[Extracted information start]
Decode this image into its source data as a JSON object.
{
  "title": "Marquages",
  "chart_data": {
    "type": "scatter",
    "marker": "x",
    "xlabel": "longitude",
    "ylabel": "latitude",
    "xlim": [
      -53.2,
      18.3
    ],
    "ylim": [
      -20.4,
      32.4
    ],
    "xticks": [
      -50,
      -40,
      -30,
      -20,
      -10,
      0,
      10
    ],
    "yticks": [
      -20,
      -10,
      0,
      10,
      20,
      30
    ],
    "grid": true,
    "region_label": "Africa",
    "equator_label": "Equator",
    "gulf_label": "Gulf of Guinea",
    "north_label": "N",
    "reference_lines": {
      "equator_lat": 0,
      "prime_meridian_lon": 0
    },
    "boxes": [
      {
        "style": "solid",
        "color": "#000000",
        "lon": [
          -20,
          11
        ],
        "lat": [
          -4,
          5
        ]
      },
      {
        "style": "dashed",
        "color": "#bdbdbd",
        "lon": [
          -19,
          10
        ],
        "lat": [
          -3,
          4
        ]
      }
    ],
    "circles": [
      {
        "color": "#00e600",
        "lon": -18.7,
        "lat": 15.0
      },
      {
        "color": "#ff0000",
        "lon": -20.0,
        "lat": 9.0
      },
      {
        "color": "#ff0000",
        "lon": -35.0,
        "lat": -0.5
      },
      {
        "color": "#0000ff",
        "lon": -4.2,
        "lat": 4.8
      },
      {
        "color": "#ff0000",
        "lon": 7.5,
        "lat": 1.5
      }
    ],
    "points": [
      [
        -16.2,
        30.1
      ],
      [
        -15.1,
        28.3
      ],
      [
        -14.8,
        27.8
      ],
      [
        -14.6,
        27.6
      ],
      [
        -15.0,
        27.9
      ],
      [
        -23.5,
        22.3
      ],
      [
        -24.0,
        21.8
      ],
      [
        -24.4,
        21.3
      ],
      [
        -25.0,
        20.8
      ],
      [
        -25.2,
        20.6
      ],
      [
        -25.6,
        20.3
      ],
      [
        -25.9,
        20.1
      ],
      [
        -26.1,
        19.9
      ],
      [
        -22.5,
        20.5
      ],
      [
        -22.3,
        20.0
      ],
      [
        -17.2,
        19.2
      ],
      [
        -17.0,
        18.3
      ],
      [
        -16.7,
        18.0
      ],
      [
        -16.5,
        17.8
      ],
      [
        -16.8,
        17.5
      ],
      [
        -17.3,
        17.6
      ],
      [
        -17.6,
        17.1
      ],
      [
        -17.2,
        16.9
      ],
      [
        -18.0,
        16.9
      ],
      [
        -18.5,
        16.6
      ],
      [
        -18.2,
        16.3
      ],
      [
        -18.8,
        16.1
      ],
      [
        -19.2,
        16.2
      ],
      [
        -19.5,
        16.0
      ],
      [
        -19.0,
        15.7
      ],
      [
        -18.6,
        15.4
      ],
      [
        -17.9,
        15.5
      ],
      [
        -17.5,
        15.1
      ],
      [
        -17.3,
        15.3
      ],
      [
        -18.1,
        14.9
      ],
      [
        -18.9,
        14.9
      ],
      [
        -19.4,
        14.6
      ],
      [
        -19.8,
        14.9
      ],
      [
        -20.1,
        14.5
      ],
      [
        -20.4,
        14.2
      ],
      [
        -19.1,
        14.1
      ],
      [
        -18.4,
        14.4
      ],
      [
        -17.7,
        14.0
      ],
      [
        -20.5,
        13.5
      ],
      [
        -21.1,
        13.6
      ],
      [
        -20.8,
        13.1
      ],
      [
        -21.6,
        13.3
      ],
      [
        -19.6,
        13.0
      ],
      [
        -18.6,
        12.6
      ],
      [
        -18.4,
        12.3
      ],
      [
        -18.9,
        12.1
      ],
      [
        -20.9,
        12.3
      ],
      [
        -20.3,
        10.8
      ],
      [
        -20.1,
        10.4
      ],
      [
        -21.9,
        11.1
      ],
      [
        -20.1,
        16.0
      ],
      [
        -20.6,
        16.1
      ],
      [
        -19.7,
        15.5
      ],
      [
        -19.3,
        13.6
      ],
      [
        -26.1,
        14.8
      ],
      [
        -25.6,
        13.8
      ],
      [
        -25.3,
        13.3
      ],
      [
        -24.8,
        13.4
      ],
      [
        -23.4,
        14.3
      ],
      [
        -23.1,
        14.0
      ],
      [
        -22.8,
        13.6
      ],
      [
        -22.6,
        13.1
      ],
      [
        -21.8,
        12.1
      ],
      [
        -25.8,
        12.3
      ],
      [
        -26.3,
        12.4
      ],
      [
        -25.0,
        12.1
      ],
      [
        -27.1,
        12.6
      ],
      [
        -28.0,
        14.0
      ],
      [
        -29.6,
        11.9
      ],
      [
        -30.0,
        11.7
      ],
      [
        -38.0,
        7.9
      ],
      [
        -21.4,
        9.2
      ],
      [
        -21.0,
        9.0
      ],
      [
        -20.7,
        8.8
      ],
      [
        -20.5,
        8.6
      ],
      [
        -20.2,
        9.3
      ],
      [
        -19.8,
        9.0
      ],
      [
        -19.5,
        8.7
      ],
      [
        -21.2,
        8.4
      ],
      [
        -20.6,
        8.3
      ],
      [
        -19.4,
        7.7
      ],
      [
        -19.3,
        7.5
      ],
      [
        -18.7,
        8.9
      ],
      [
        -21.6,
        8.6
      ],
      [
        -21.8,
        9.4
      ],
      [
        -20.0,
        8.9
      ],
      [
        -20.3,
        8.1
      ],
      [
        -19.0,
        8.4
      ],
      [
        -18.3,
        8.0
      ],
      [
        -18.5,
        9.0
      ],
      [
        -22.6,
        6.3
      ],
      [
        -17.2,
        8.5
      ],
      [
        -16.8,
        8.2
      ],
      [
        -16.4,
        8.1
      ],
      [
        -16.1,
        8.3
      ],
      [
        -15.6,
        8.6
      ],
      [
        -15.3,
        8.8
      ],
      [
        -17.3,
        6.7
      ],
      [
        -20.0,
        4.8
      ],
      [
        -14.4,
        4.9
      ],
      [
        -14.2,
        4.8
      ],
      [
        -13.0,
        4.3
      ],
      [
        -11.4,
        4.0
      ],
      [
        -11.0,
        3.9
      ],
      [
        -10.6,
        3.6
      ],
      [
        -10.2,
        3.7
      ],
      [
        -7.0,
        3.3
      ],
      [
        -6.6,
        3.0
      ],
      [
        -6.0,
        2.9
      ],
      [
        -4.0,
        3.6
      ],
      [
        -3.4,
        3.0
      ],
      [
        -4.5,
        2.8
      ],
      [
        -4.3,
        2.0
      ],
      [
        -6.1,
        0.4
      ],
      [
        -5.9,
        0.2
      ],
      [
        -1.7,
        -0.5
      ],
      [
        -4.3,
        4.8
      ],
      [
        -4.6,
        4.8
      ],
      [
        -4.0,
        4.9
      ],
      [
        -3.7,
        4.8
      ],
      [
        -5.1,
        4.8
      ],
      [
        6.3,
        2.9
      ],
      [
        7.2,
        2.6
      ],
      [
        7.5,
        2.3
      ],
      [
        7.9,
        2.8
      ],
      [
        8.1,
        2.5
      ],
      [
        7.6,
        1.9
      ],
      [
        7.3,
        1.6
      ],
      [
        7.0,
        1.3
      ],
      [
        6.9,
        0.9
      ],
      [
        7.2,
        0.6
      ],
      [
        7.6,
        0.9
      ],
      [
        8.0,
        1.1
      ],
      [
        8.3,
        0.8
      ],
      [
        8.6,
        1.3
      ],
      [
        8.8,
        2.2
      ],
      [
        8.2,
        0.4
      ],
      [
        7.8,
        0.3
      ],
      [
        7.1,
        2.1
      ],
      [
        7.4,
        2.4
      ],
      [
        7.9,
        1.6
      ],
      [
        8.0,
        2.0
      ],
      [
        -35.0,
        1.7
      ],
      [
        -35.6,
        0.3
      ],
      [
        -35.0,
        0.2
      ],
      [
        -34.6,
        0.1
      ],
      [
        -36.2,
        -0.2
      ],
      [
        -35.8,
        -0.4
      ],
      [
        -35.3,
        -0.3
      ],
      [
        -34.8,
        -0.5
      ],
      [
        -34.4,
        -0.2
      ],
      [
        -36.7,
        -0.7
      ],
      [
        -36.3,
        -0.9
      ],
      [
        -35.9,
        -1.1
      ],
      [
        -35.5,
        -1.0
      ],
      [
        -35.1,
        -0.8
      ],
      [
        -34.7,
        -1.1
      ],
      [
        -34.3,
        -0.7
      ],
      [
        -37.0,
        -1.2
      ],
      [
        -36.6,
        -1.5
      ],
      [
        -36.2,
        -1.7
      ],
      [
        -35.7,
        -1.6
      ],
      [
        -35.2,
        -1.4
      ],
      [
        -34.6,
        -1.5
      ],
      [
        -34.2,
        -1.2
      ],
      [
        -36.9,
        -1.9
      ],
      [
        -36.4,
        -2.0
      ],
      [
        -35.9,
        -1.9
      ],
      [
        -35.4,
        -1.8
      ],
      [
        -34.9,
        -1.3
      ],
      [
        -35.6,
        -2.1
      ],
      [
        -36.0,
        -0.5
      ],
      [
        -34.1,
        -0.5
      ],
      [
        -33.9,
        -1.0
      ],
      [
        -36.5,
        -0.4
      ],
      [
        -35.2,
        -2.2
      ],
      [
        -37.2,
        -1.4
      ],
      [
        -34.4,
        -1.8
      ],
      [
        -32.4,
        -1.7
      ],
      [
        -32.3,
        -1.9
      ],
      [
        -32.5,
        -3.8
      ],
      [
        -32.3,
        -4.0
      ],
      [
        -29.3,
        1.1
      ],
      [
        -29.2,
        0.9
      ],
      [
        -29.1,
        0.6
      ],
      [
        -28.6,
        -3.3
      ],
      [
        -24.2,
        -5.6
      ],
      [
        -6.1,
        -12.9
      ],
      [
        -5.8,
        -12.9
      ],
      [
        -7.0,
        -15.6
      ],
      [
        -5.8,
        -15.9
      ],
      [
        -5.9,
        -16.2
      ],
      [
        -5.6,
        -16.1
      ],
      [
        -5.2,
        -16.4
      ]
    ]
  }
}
[Extracted information end]
Among the lines of the material above, how many include the string "color"? Report only that number.

• Solution: 7